> _EXERCISE BRIEF_:
Repeat the entries that follow verbatim, without any of their pictures.

>> START DATASET CONTENT

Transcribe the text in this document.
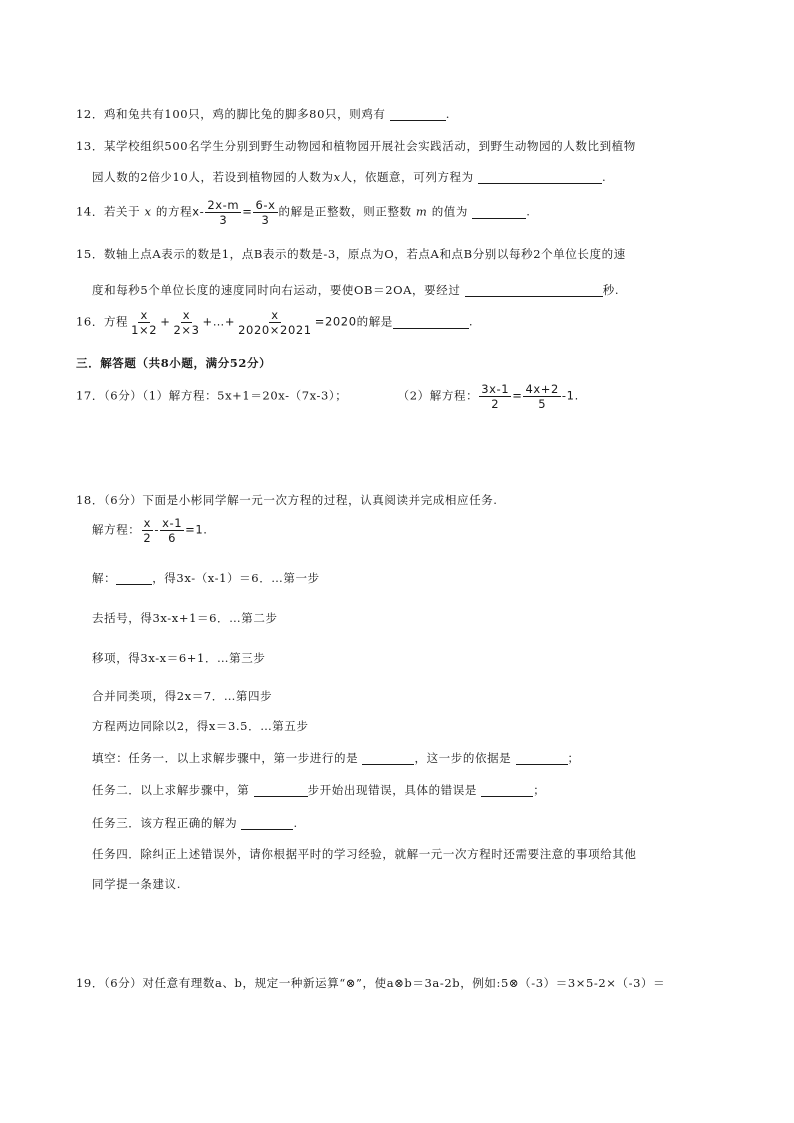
12．鸡和兔共有100只，鸡的脚比兔的脚多80只，则鸡有	.
13．某学校组织500名学生分别到野生动物园和植物园开展社会实践活动，到野生动物园的人数比到植物
园人数的2倍少10人，若设到植物园的人数为x人，依题意，可列方程为	.
14．若关于 x 的方程$x- \frac{2x-m}{3} = \frac{6-x}{3}$ 的解是正整数，则正整数 m 的值为	.
15．数轴上点A表示的数是1，点B表示的数是-3，原点为O，若点A和点B分别以每秒2个单位长度的速
度和每秒5个单位长度的速度同时向右运动，要使OB＝2OA，要经过	秒.
16．方程 $\frac{x}{1\times 2} + \frac{x}{2\times 3}$ +…+ $\frac{x}{2020\times 2021} =2020$的解是	.
三．解答题（共8小题，满分52分）
17．（6分）（1）解方程：5x+1＝20x-（7x-3）；	（2）解方程： $\frac{3x-1}{2} = \frac{4x+2}{5} -1$.
18．（6分）下面是小彬同学解一元一次方程的过程，认真阅读并完成相应任务.
解方程： $\frac{x}{2} - \frac{x-1}{6} =1$.
解：	，得3x-（x-1）＝6．…第一步
去括号，得3x-x+1＝6．…第二步
移项，得3x-x＝6+1．…第三步
合并同类项，得2x＝7．…第四步
方程两边同除以2，得x＝3.5．…第五步
填空：任务一．以上求解步骤中，第一步进行的是	，这一步的依据是	；
任务二．以上求解步骤中，第	步开始出现错误，具体的错误是	；
任务三．该方程正确的解为	.
任务四．除纠正上述错误外，请你根据平时的学习经验，就解一元一次方程时还需要注意的事项给其他
同学提一条建议.
19．（6分）对任意有理数a、b，规定一种新运算“⊗”，使a⊗b＝3a-2b，例如:5⊗（-3）＝3×5-2×（-3）＝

>> END DATASET CONTENT

> _TASK RESULT_:
Transcribe the text in this document.
12．鸡和兔共有100只，鸡的脚比兔的脚多80只，则鸡有	.
13．某学校组织500名学生分别到野生动物园和植物园开展社会实践活动，到野生动物园的人数比到植物
园人数的2倍少10人，若设到植物园的人数为x人，依题意，可列方程为	.
14．若关于 x 的方程$x- \frac{2x-m}{3} = \frac{6-x}{3}$ 的解是正整数，则正整数 m 的值为	.
15．数轴上点A表示的数是1，点B表示的数是-3，原点为O，若点A和点B分别以每秒2个单位长度的速
度和每秒5个单位长度的速度同时向右运动，要使OB＝2OA，要经过	秒.
16．方程 $\frac{x}{1\times 2} + \frac{x}{2\times 3}$ +…+ $\frac{x}{2020\times 2021} =2020$的解是	.
三．解答题（共8小题，满分52分）
17．（6分）（1）解方程：5x+1＝20x-（7x-3）；	（2）解方程： $\frac{3x-1}{2} = \frac{4x+2}{5} -1$.
18．（6分）下面是小彬同学解一元一次方程的过程，认真阅读并完成相应任务.
解方程： $\frac{x}{2} - \frac{x-1}{6} =1$.
解：	，得3x-（x-1）＝6．…第一步
去括号，得3x-x+1＝6．…第二步
移项，得3x-x＝6+1．…第三步
合并同类项，得2x＝7．…第四步
方程两边同除以2，得x＝3.5．…第五步
填空：任务一．以上求解步骤中，第一步进行的是	，这一步的依据是	；
任务二．以上求解步骤中，第	步开始出现错误，具体的错误是	；
任务三．该方程正确的解为	.
任务四．除纠正上述错误外，请你根据平时的学习经验，就解一元一次方程时还需要注意的事项给其他
同学提一条建议.
19．（6分）对任意有理数a、b，规定一种新运算“⊗”，使a⊗b＝3a-2b，例如:5⊗（-3）＝3×5-2×（-3）＝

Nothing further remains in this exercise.